• The exercise
Write out the records beneath this line exactly as they appear, minus any images.
** start **
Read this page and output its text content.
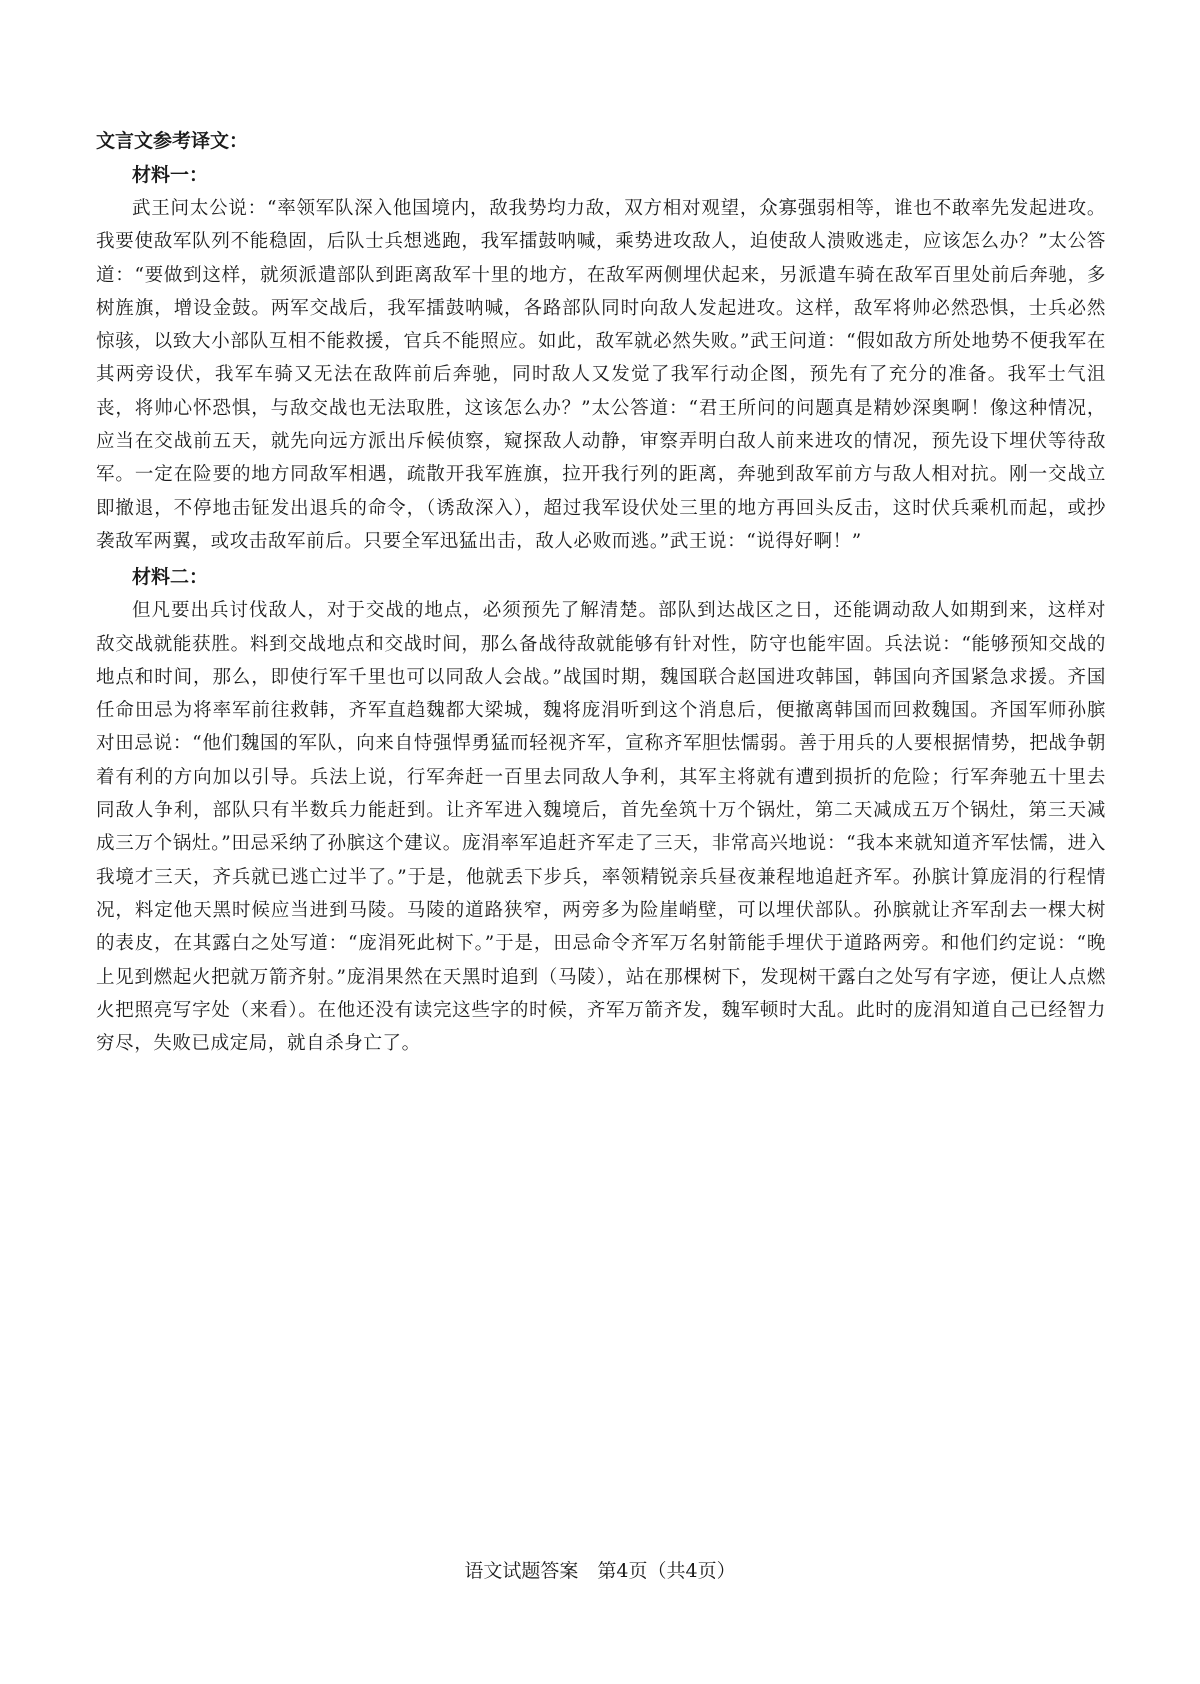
文言文参考译文：
材料一：

武王问太公说：“率领军队深入他国境内，敌我势均力敌，双方相对观望，众寡强弱相等，谁也不敢率先发起进攻。我要使敌军队列不能稳固，后队士兵想逃跑，我军擂鼓呐喊，乘势进攻敌人，迫使敌人溃败逃走，应该怎么办？”太公答道：“要做到这样，就须派遣部队到距离敌军十里的地方，在敌军两侧埋伏起来，另派遣车骑在敌军百里处前后奔驰，多树旌旗，增设金鼓。两军交战后，我军擂鼓呐喊，各路部队同时向敌人发起进攻。这样，敌军将帅必然恐惧，士兵必然惊骇，以致大小部队互相不能救援，官兵不能照应。如此，敌军就必然失败。”武王问道：“假如敌方所处地势不便我军在其两旁设伏，我军车骑又无法在敌阵前后奔驰，同时敌人又发觉了我军行动企图，预先有了充分的准备。我军士气沮丧，将帅心怀恐惧，与敌交战也无法取胜，这该怎么办？”太公答道：“君王所问的问题真是精妙深奥啊！像这种情况，应当在交战前五天，就先向远方派出斥候侦察，窥探敌人动静，审察弄明白敌人前来进攻的情况，预先设下埋伏等待敌军。一定在险要的地方同敌军相遇，疏散开我军旌旗，拉开我行列的距离，奔驰到敌军前方与敌人相对抗。刚一交战立即撤退，不停地击钲发出退兵的命令，（诱敌深入），超过我军设伏处三里的地方再回头反击，这时伏兵乘机而起，或抄袭敌军两翼，或攻击敌军前后。只要全军迅猛出击，敌人必败而逃。”武王说：“说得好啊！”

材料二：

但凡要出兵讨伐敌人，对于交战的地点，必须预先了解清楚。部队到达战区之日，还能调动敌人如期到来，这样对敌交战就能获胜。料到交战地点和交战时间，那么备战待敌就能够有针对性，防守也能牢固。兵法说：“能够预知交战的地点和时间，那么，即使行军千里也可以同敌人会战。”战国时期，魏国联合赵国进攻韩国，韩国向齐国紧急求援。齐国任命田忌为将率军前往救韩，齐军直趋魏都大梁城，魏将庞涓听到这个消息后，便撤离韩国而回救魏国。齐国军师孙膑对田忌说：“他们魏国的军队，向来自恃强悍勇猛而轻视齐军，宣称齐军胆怯懦弱。善于用兵的人要根据情势，把战争朝着有利的方向加以引导。兵法上说，行军奔赶一百里去同敌人争利，其军主将就有遭到损折的危险；行军奔驰五十里去同敌人争利，部队只有半数兵力能赶到。让齐军进入魏境后，首先垒筑十万个锅灶，第二天减成五万个锅灶，第三天减成三万个锅灶。”田忌采纳了孙膑这个建议。庞涓率军追赶齐军走了三天，非常高兴地说：“我本来就知道齐军怯懦，进入我境才三天，齐兵就已逃亡过半了。”于是，他就丢下步兵，率领精锐亲兵昼夜兼程地追赶齐军。孙膑计算庞涓的行程情况，料定他天黑时候应当进到马陵。马陵的道路狭窄，两旁多为险崖峭壁，可以埋伏部队。孙膑就让齐军刮去一棵大树的表皮，在其露白之处写道：“庞涓死此树下。”于是，田忌命令齐军万名射箭能手埋伏于道路两旁。和他们约定说：“晚上见到燃起火把就万箭齐射。”庞涓果然在天黑时追到（马陵），站在那棵树下，发现树干露白之处写有字迹，便让人点燃火把照亮写字处（来看）。在他还没有读完这些字的时候，齐军万箭齐发，魏军顿时大乱。此时的庞涓知道自己已经智力穷尽，失败已成定局，就自杀身亡了。

语文试题答案　第4页（共4页）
** end **
• The response
Read this page and output its text content.
文言文参考译文：
材料一：

武王问太公说：“率领军队深入他国境内，敌我势均力敌，双方相对观望，众寡强弱相等，谁也不敢率先发起进攻。我要使敌军队列不能稳固，后队士兵想逃跑，我军擂鼓呐喊，乘势进攻敌人，迫使敌人溃败逃走，应该怎么办？”太公答道：“要做到这样，就须派遣部队到距离敌军十里的地方，在敌军两侧埋伏起来，另派遣车骑在敌军百里处前后奔驰，多树旌旗，增设金鼓。两军交战后，我军擂鼓呐喊，各路部队同时向敌人发起进攻。这样，敌军将帅必然恐惧，士兵必然惊骇，以致大小部队互相不能救援，官兵不能照应。如此，敌军就必然失败。”武王问道：“假如敌方所处地势不便我军在其两旁设伏，我军车骑又无法在敌阵前后奔驰，同时敌人又发觉了我军行动企图，预先有了充分的准备。我军士气沮丧，将帅心怀恐惧，与敌交战也无法取胜，这该怎么办？”太公答道：“君王所问的问题真是精妙深奥啊！像这种情况，应当在交战前五天，就先向远方派出斥候侦察，窥探敌人动静，审察弄明白敌人前来进攻的情况，预先设下埋伏等待敌军。一定在险要的地方同敌军相遇，疏散开我军旌旗，拉开我行列的距离，奔驰到敌军前方与敌人相对抗。刚一交战立即撤退，不停地击钲发出退兵的命令，（诱敌深入），超过我军设伏处三里的地方再回头反击，这时伏兵乘机而起，或抄袭敌军两翼，或攻击敌军前后。只要全军迅猛出击，敌人必败而逃。”武王说：“说得好啊！”

材料二：

但凡要出兵讨伐敌人，对于交战的地点，必须预先了解清楚。部队到达战区之日，还能调动敌人如期到来，这样对敌交战就能获胜。料到交战地点和交战时间，那么备战待敌就能够有针对性，防守也能牢固。兵法说：“能够预知交战的地点和时间，那么，即使行军千里也可以同敌人会战。”战国时期，魏国联合赵国进攻韩国，韩国向齐国紧急求援。齐国任命田忌为将率军前往救韩，齐军直趋魏都大梁城，魏将庞涓听到这个消息后，便撤离韩国而回救魏国。齐国军师孙膑对田忌说：“他们魏国的军队，向来自恃强悍勇猛而轻视齐军，宣称齐军胆怯懦弱。善于用兵的人要根据情势，把战争朝着有利的方向加以引导。兵法上说，行军奔赶一百里去同敌人争利，其军主将就有遭到损折的危险；行军奔驰五十里去同敌人争利，部队只有半数兵力能赶到。让齐军进入魏境后，首先垒筑十万个锅灶，第二天减成五万个锅灶，第三天减成三万个锅灶。”田忌采纳了孙膑这个建议。庞涓率军追赶齐军走了三天，非常高兴地说：“我本来就知道齐军怯懦，进入我境才三天，齐兵就已逃亡过半了。”于是，他就丢下步兵，率领精锐亲兵昼夜兼程地追赶齐军。孙膑计算庞涓的行程情况，料定他天黑时候应当进到马陵。马陵的道路狭窄，两旁多为险崖峭壁，可以埋伏部队。孙膑就让齐军刮去一棵大树的表皮，在其露白之处写道：“庞涓死此树下。”于是，田忌命令齐军万名射箭能手埋伏于道路两旁。和他们约定说：“晚上见到燃起火把就万箭齐射。”庞涓果然在天黑时追到（马陵），站在那棵树下，发现树干露白之处写有字迹，便让人点燃火把照亮写字处（来看）。在他还没有读完这些字的时候，齐军万箭齐发，魏军顿时大乱。此时的庞涓知道自己已经智力穷尽，失败已成定局，就自杀身亡了。

语文试题答案　第4页（共4页）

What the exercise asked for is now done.